§ What you are asked to do
Extract every line where the string "name" appears.

§ Material for this exercise
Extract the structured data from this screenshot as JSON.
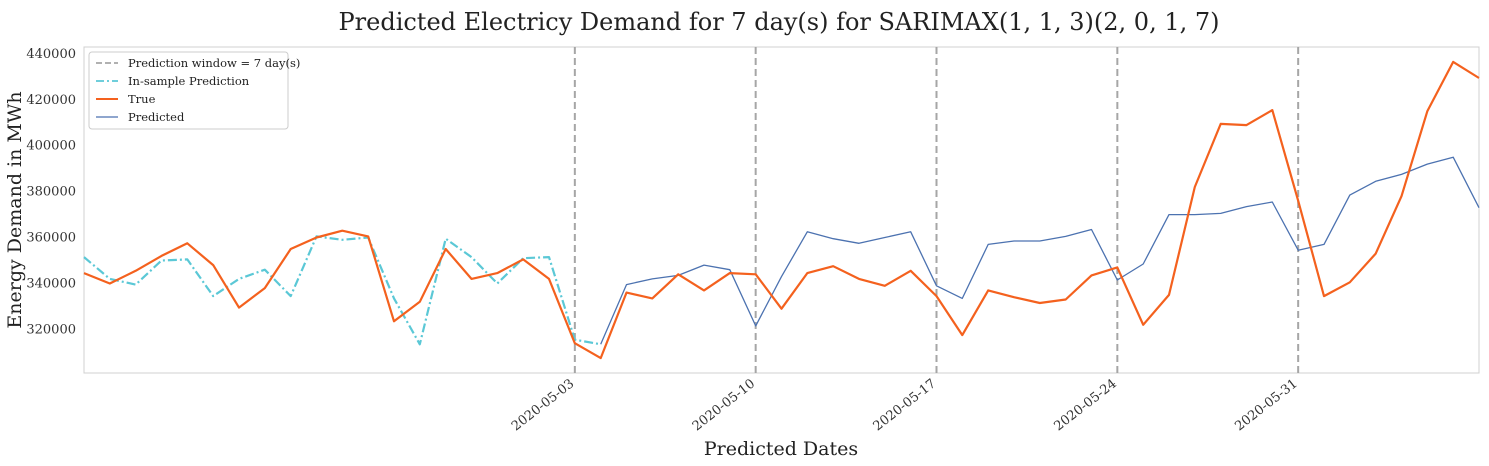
{
  "chart_data": {
    "type": "line",
    "title": "Predicted Electricy Demand for 7 day(s) for SARIMAX(1, 1, 3)(2, 0, 1, 7)",
    "xlabel": "Predicted Dates",
    "ylabel": "Energy Demand in MWh",
    "x_ticks": [
      {
        "label": "2020-05-03",
        "day": 19
      },
      {
        "label": "2020-05-10",
        "day": 26
      },
      {
        "label": "2020-05-17",
        "day": 33
      },
      {
        "label": "2020-05-24",
        "day": 40
      },
      {
        "label": "2020-05-31",
        "day": 47
      }
    ],
    "y_ticks": [
      "320000",
      "340000",
      "360000",
      "380000",
      "400000",
      "420000",
      "440000"
    ],
    "y_tick_values": [
      320000,
      340000,
      360000,
      380000,
      400000,
      420000,
      440000
    ],
    "ylim": [
      301000,
      443000
    ],
    "xlim": [
      0,
      54
    ],
    "grid": false,
    "legend_position": "top-left",
    "prediction_windows_day": [
      19,
      26,
      33,
      40,
      47
    ],
    "colors": {
      "window": "#a6a6a6",
      "in_sample": "#5bc8d6",
      "true": "#f4611e",
      "predicted": "#4c72b0",
      "frame": "#d0d0d0"
    },
    "legend": [
      {
        "label": "Prediction window = 7 day(s)",
        "style": "window"
      },
      {
        "label": "In-sample Prediction",
        "style": "in_sample"
      },
      {
        "label": "True",
        "style": "true"
      },
      {
        "label": "Predicted",
        "style": "predicted"
      }
    ],
    "series": [
      {
        "name": "True",
        "x": [
          0,
          1,
          2,
          3,
          4,
          5,
          6,
          7,
          8,
          9,
          10,
          11,
          12,
          13,
          14,
          15,
          16,
          17,
          18,
          19,
          20,
          21,
          22,
          23,
          24,
          25,
          26,
          27,
          28,
          29,
          30,
          31,
          32,
          33,
          34,
          35,
          36,
          37,
          38,
          39,
          40,
          41,
          42,
          43,
          44,
          45,
          46,
          47,
          48,
          49,
          50,
          51,
          52,
          53,
          54
        ],
        "values": [
          344500,
          340000,
          345500,
          352000,
          357500,
          348000,
          329500,
          338000,
          355000,
          360000,
          363000,
          360500,
          323500,
          332000,
          355000,
          342000,
          344500,
          350500,
          342000,
          314000,
          307500,
          336000,
          333500,
          344000,
          337000,
          344500,
          344000,
          329000,
          344500,
          347500,
          342000,
          339000,
          345500,
          334500,
          317500,
          337000,
          334000,
          331500,
          333000,
          343500,
          347000,
          322000,
          335000,
          382000,
          409500,
          409000,
          415500,
          376000,
          334500,
          340500,
          353000,
          378000,
          415000,
          436500,
          429500
        ]
      },
      {
        "name": "In-sample Prediction",
        "x": [
          0,
          1,
          2,
          3,
          4,
          5,
          6,
          7,
          8,
          9,
          10,
          11,
          12,
          13,
          14,
          15,
          16,
          17,
          18,
          19,
          20
        ],
        "values": [
          351500,
          342000,
          339500,
          350000,
          350500,
          334500,
          342000,
          346000,
          334500,
          360500,
          359000,
          360000,
          333500,
          313500,
          359500,
          351500,
          340000,
          351000,
          351500,
          315500,
          313500
        ]
      },
      {
        "name": "Predicted",
        "x": [
          20,
          21,
          22,
          23,
          24,
          25,
          26,
          27,
          28,
          29,
          30,
          31,
          32,
          33,
          34,
          35,
          36,
          37,
          38,
          39,
          40,
          41,
          42,
          43,
          44,
          45,
          46,
          47,
          48,
          49,
          50,
          51,
          52,
          53,
          54
        ],
        "values": [
          313500,
          339500,
          342000,
          343500,
          348000,
          346000,
          321500,
          343000,
          362500,
          359500,
          357500,
          360000,
          362500,
          339000,
          333500,
          357000,
          358500,
          358500,
          360500,
          363500,
          341500,
          348500,
          370000,
          370000,
          370500,
          373500,
          375500,
          354500,
          357000,
          378500,
          384500,
          387500,
          392000,
          395000,
          373000
        ]
      }
    ]
  }
}
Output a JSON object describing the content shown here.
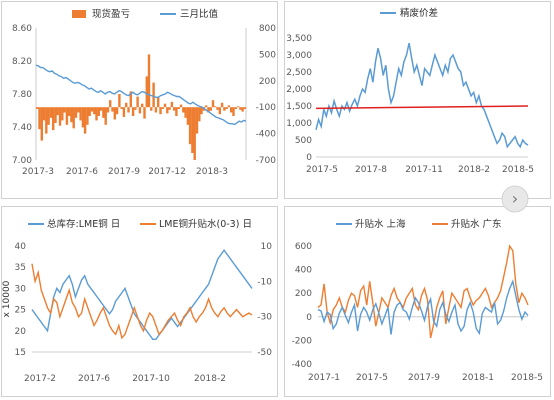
{
  "page": {
    "nav_arrow": "›",
    "nav_icon": "chevron-right-icon"
  },
  "chart_data": [
    {
      "type": "bar+line",
      "legend": [
        "现货盈亏",
        "三月比值"
      ],
      "x_ticks": [
        "2017-3",
        "2017-6",
        "2017-9",
        "2017-12",
        "2018-3"
      ],
      "y_left": {
        "min": 7.0,
        "max": 8.6,
        "ticks": [
          "8.60",
          "8.20",
          "7.80",
          "7.40",
          "7.00"
        ],
        "tick_values": [
          8.6,
          8.2,
          7.8,
          7.4,
          7.0
        ]
      },
      "y_right": {
        "min": -700,
        "max": 800,
        "ticks": [
          "800",
          "500",
          "200",
          "-100",
          "-400",
          "-700"
        ],
        "tick_values": [
          800,
          500,
          200,
          -100,
          -400,
          -700
        ]
      },
      "colors": {
        "bars": "#ed7d31",
        "line": "#5b9bd5"
      },
      "series": [
        {
          "name": "现货盈亏",
          "axis": "right",
          "kind": "bar",
          "values": [
            -20,
            -250,
            -380,
            -150,
            -300,
            -200,
            -120,
            -260,
            -180,
            -90,
            -210,
            -150,
            -60,
            -200,
            -100,
            -170,
            -240,
            -120,
            -60,
            -150,
            -230,
            -300,
            -200,
            -100,
            -50,
            -80,
            -150,
            -100,
            -40,
            -120,
            -200,
            -60,
            80,
            -50,
            -140,
            -80,
            150,
            -20,
            -110,
            50,
            -60,
            180,
            -100,
            -30,
            120,
            -70,
            40,
            -130,
            350,
            600,
            -40,
            280,
            -60,
            120,
            -80,
            -20,
            40,
            -70,
            -30,
            60,
            -40,
            -100,
            -20,
            30,
            -60,
            -120,
            -200,
            -420,
            -520,
            -600,
            -300,
            -160,
            -80,
            -40,
            20,
            -60,
            -40,
            80,
            10,
            -30,
            -80,
            50,
            -40,
            -20,
            20,
            -60,
            -100,
            -20,
            10,
            -30,
            -50,
            -20
          ]
        },
        {
          "name": "三月比值",
          "axis": "left",
          "kind": "line",
          "values": [
            8.15,
            8.14,
            8.12,
            8.12,
            8.1,
            8.08,
            8.07,
            8.08,
            8.05,
            8.04,
            8.02,
            8.01,
            7.99,
            8.0,
            7.98,
            7.96,
            7.94,
            7.93,
            7.94,
            7.93,
            7.91,
            7.9,
            7.88,
            7.86,
            7.87,
            7.85,
            7.83,
            7.82,
            7.84,
            7.82,
            7.8,
            7.82,
            7.83,
            7.81,
            7.8,
            7.82,
            7.84,
            7.83,
            7.81,
            7.79,
            7.78,
            7.8,
            7.82,
            7.8,
            7.79,
            7.81,
            7.83,
            7.82,
            7.8,
            7.79,
            7.78,
            7.77,
            7.76,
            7.76,
            7.78,
            7.79,
            7.8,
            7.82,
            7.81,
            7.79,
            7.78,
            7.77,
            7.77,
            7.75,
            7.73,
            7.71,
            7.69,
            7.68,
            7.7,
            7.68,
            7.66,
            7.65,
            7.64,
            7.62,
            7.6,
            7.58,
            7.56,
            7.54,
            7.52,
            7.51,
            7.5,
            7.49,
            7.47,
            7.45,
            7.44,
            7.44,
            7.43,
            7.45,
            7.47,
            7.46,
            7.48,
            7.47
          ]
        }
      ]
    },
    {
      "type": "line",
      "legend": [
        "精废价差"
      ],
      "x_ticks": [
        "2017-5",
        "2017-8",
        "2017-11",
        "2018-2",
        "2018-5"
      ],
      "y": {
        "min": 0,
        "max": 3500,
        "ticks": [
          "3,500",
          "3,000",
          "2,500",
          "2,000",
          "1,500",
          "1,000",
          "500",
          "0"
        ],
        "tick_values": [
          3500,
          3000,
          2500,
          2000,
          1500,
          1000,
          500,
          0
        ]
      },
      "colors": {
        "line": "#5b9bd5",
        "trend": "#e02020"
      },
      "series": [
        {
          "name": "精废价差",
          "values": [
            800,
            1100,
            900,
            1400,
            1200,
            1500,
            1300,
            1650,
            1400,
            1200,
            1500,
            1400,
            1600,
            1350,
            1550,
            1700,
            1500,
            1800,
            2000,
            1900,
            2300,
            2600,
            2200,
            2800,
            3200,
            2900,
            2400,
            2700,
            2000,
            1600,
            1800,
            2200,
            2600,
            2400,
            2800,
            3000,
            3350,
            2900,
            2500,
            2700,
            2400,
            2100,
            2600,
            2500,
            2400,
            2700,
            3000,
            2800,
            2600,
            2400,
            2700,
            2500,
            2900,
            3000,
            2800,
            2600,
            2500,
            2100,
            2200,
            2000,
            1800,
            1900,
            1600,
            1800,
            1500,
            1400,
            1200,
            1000,
            800,
            600,
            400,
            500,
            700,
            600,
            300,
            400,
            500,
            600,
            400,
            300,
            500,
            400,
            350
          ]
        },
        {
          "name": "",
          "kind": "trend",
          "values": [
            1430,
            1500
          ]
        }
      ]
    },
    {
      "type": "line",
      "legend": [
        "总库存:LME铜 日",
        "LME铜升贴水(0-3) 日"
      ],
      "x_ticks": [
        "2017-2",
        "2017-6",
        "2017-10",
        "2018-2"
      ],
      "ylabel": "x 10000",
      "y_left": {
        "min": 15,
        "max": 40,
        "ticks": [
          "40",
          "35",
          "30",
          "25",
          "20",
          "15"
        ],
        "tick_values": [
          40,
          35,
          30,
          25,
          20,
          15
        ]
      },
      "y_right": {
        "min": -50,
        "max": 10,
        "ticks": [
          "10",
          "-10",
          "-30",
          "-50"
        ],
        "tick_values": [
          10,
          -10,
          -30,
          -50
        ]
      },
      "colors": {
        "inventory": "#5b9bd5",
        "spread": "#ed7d31"
      },
      "series": [
        {
          "name": "总库存:LME铜 日",
          "axis": "left",
          "values": [
            25,
            24,
            23,
            22,
            21,
            20,
            24,
            28,
            30,
            29,
            31,
            32,
            33,
            31,
            28,
            30,
            32,
            33,
            31,
            30,
            29,
            28,
            27,
            26,
            25,
            24,
            25,
            27,
            28,
            29,
            30,
            28,
            26,
            24,
            23,
            22,
            21,
            20,
            19,
            18,
            18,
            19,
            20,
            21,
            22,
            23,
            22,
            21,
            22,
            23,
            24,
            25,
            26,
            27,
            28,
            29,
            30,
            31,
            33,
            35,
            37,
            38,
            39,
            38,
            37,
            36,
            35,
            34,
            33,
            32,
            31,
            30
          ]
        },
        {
          "name": "LME铜升贴水(0-3) 日",
          "axis": "right",
          "values": [
            0,
            -10,
            -5,
            -15,
            -20,
            -25,
            -28,
            -20,
            -22,
            -30,
            -25,
            -20,
            -15,
            -22,
            -25,
            -30,
            -28,
            -20,
            -25,
            -30,
            -35,
            -32,
            -28,
            -25,
            -30,
            -35,
            -38,
            -40,
            -35,
            -42,
            -40,
            -35,
            -30,
            -25,
            -30,
            -35,
            -38,
            -32,
            -28,
            -30,
            -35,
            -40,
            -38,
            -35,
            -32,
            -30,
            -28,
            -32,
            -35,
            -30,
            -28,
            -25,
            -30,
            -33,
            -30,
            -28,
            -25,
            -20,
            -25,
            -28,
            -30,
            -27,
            -25,
            -28,
            -30,
            -28,
            -26,
            -28,
            -30,
            -29,
            -28,
            -29
          ]
        }
      ]
    },
    {
      "type": "line",
      "legend": [
        "升贴水 上海",
        "升贴水 广东"
      ],
      "x_ticks": [
        "2017-1",
        "2017-5",
        "2017-9",
        "2018-1",
        "2018-5"
      ],
      "y": {
        "min": -400,
        "max": 600,
        "ticks": [
          "600",
          "400",
          "200",
          "0",
          "-200",
          "-400"
        ],
        "tick_values": [
          600,
          400,
          200,
          0,
          -200,
          -400
        ]
      },
      "colors": {
        "shanghai": "#5b9bd5",
        "guangdong": "#ed7d31"
      },
      "series": [
        {
          "name": "升贴水 上海",
          "values": [
            60,
            50,
            -40,
            40,
            20,
            -100,
            -60,
            30,
            80,
            10,
            -50,
            40,
            100,
            -120,
            20,
            80,
            40,
            -30,
            60,
            110,
            30,
            -60,
            10,
            80,
            -150,
            40,
            100,
            120,
            60,
            40,
            -20,
            80,
            160,
            120,
            50,
            -30,
            90,
            150,
            -40,
            -80,
            60,
            120,
            20,
            -40,
            40,
            100,
            -60,
            -120,
            -80,
            60,
            120,
            40,
            -100,
            -140,
            30,
            80,
            60,
            40,
            120,
            -60,
            -30,
            50,
            160,
            240,
            300,
            180,
            60,
            -20,
            40,
            10
          ]
        },
        {
          "name": "升贴水 广东",
          "values": [
            80,
            100,
            280,
            40,
            -50,
            60,
            100,
            160,
            80,
            40,
            140,
            200,
            180,
            80,
            220,
            260,
            100,
            300,
            120,
            -80,
            40,
            160,
            120,
            80,
            180,
            240,
            160,
            120,
            80,
            160,
            200,
            240,
            100,
            60,
            180,
            240,
            140,
            -180,
            -60,
            80,
            160,
            220,
            -60,
            80,
            200,
            160,
            120,
            80,
            220,
            240,
            160,
            100,
            140,
            160,
            200,
            240,
            180,
            80,
            120,
            160,
            220,
            340,
            460,
            600,
            560,
            280,
            120,
            200,
            160,
            100
          ]
        }
      ]
    }
  ]
}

§ The answer
        "name": "True",
        "name": "In-sample Prediction",
        "name": "Predicted",
          "name": "现货盈亏",
          "name": "三月比值",
          "name": "精废价差",
          "name": "",
          "name": "总库存:LME铜 日",
          "name": "LME铜升贴水(0-3) 日",
          "name": "升贴水 上海",
          "name": "升贴水 广东",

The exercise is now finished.